Repeat every record below exactly as written.

── Data provided

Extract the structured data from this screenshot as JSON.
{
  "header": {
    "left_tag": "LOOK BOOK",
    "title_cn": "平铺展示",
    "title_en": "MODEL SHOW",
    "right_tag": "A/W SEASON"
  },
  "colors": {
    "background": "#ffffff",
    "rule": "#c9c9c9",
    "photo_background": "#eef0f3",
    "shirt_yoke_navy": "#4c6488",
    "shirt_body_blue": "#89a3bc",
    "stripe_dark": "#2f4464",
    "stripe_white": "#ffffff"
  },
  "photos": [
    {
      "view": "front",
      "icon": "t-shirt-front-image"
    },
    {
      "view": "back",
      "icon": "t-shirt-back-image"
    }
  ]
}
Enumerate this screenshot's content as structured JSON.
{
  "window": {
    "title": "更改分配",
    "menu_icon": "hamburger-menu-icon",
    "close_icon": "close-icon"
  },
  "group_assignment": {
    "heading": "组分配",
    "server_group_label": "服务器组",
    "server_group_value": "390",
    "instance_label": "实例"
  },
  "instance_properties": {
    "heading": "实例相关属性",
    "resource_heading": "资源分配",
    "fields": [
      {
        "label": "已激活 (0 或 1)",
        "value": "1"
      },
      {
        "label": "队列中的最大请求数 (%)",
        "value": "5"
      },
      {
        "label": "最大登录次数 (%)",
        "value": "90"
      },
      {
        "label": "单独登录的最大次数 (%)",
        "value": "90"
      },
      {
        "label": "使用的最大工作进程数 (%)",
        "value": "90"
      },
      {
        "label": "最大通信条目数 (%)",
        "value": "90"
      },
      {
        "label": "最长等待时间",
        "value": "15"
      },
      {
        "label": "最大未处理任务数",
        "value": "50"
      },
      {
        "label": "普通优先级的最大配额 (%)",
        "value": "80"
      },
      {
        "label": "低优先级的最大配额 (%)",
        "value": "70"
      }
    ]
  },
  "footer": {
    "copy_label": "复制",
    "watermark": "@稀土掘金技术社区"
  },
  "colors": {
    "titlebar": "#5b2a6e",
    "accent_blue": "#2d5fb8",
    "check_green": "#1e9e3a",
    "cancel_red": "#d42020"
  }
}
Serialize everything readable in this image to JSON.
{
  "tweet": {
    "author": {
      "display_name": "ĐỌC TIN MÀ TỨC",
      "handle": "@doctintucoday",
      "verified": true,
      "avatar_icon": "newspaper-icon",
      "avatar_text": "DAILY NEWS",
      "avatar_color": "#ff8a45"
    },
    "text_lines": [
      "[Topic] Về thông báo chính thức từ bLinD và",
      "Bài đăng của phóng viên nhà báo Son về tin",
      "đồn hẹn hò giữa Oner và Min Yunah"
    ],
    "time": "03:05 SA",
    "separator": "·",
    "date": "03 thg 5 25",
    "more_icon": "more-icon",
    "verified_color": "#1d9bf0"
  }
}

────

◆ **Solution**:
Extract the structured data from this screenshot as JSON.
{
  "header": {
    "left_tag": "LOOK BOOK",
    "title_cn": "平铺展示",
    "title_en": "MODEL SHOW",
    "right_tag": "A/W SEASON"
  },
  "colors": {
    "background": "#ffffff",
    "rule": "#c9c9c9",
    "photo_background": "#eef0f3",
    "shirt_yoke_navy": "#4c6488",
    "shirt_body_blue": "#89a3bc",
    "stripe_dark": "#2f4464",
    "stripe_white": "#ffffff"
  },
  "photos": [
    {
      "view": "front",
      "icon": "t-shirt-front-image"
    },
    {
      "view": "back",
      "icon": "t-shirt-back-image"
    }
  ]
}
Enumerate this screenshot's content as structured JSON.
{
  "window": {
    "title": "更改分配",
    "menu_icon": "hamburger-menu-icon",
    "close_icon": "close-icon"
  },
  "group_assignment": {
    "heading": "组分配",
    "server_group_label": "服务器组",
    "server_group_value": "390",
    "instance_label": "实例"
  },
  "instance_properties": {
    "heading": "实例相关属性",
    "resource_heading": "资源分配",
    "fields": [
      {
        "label": "已激活 (0 或 1)",
        "value": "1"
      },
      {
        "label": "队列中的最大请求数 (%)",
        "value": "5"
      },
      {
        "label": "最大登录次数 (%)",
        "value": "90"
      },
      {
        "label": "单独登录的最大次数 (%)",
        "value": "90"
      },
      {
        "label": "使用的最大工作进程数 (%)",
        "value": "90"
      },
      {
        "label": "最大通信条目数 (%)",
        "value": "90"
      },
      {
        "label": "最长等待时间",
        "value": "15"
      },
      {
        "label": "最大未处理任务数",
        "value": "50"
      },
      {
        "label": "普通优先级的最大配额 (%)",
        "value": "80"
      },
      {
        "label": "低优先级的最大配额 (%)",
        "value": "70"
      }
    ]
  },
  "footer": {
    "copy_label": "复制",
    "watermark": "@稀土掘金技术社区"
  },
  "colors": {
    "titlebar": "#5b2a6e",
    "accent_blue": "#2d5fb8",
    "check_green": "#1e9e3a",
    "cancel_red": "#d42020"
  }
}
Serialize everything readable in this image to JSON.
{
  "tweet": {
    "author": {
      "display_name": "ĐỌC TIN MÀ TỨC",
      "handle": "@doctintucoday",
      "verified": true,
      "avatar_icon": "newspaper-icon",
      "avatar_text": "DAILY NEWS",
      "avatar_color": "#ff8a45"
    },
    "text_lines": [
      "[Topic] Về thông báo chính thức từ bLinD và",
      "Bài đăng của phóng viên nhà báo Son về tin",
      "đồn hẹn hò giữa Oner và Min Yunah"
    ],
    "time": "03:05 SA",
    "separator": "·",
    "date": "03 thg 5 25",
    "more_icon": "more-icon",
    "verified_color": "#1d9bf0"
  }
}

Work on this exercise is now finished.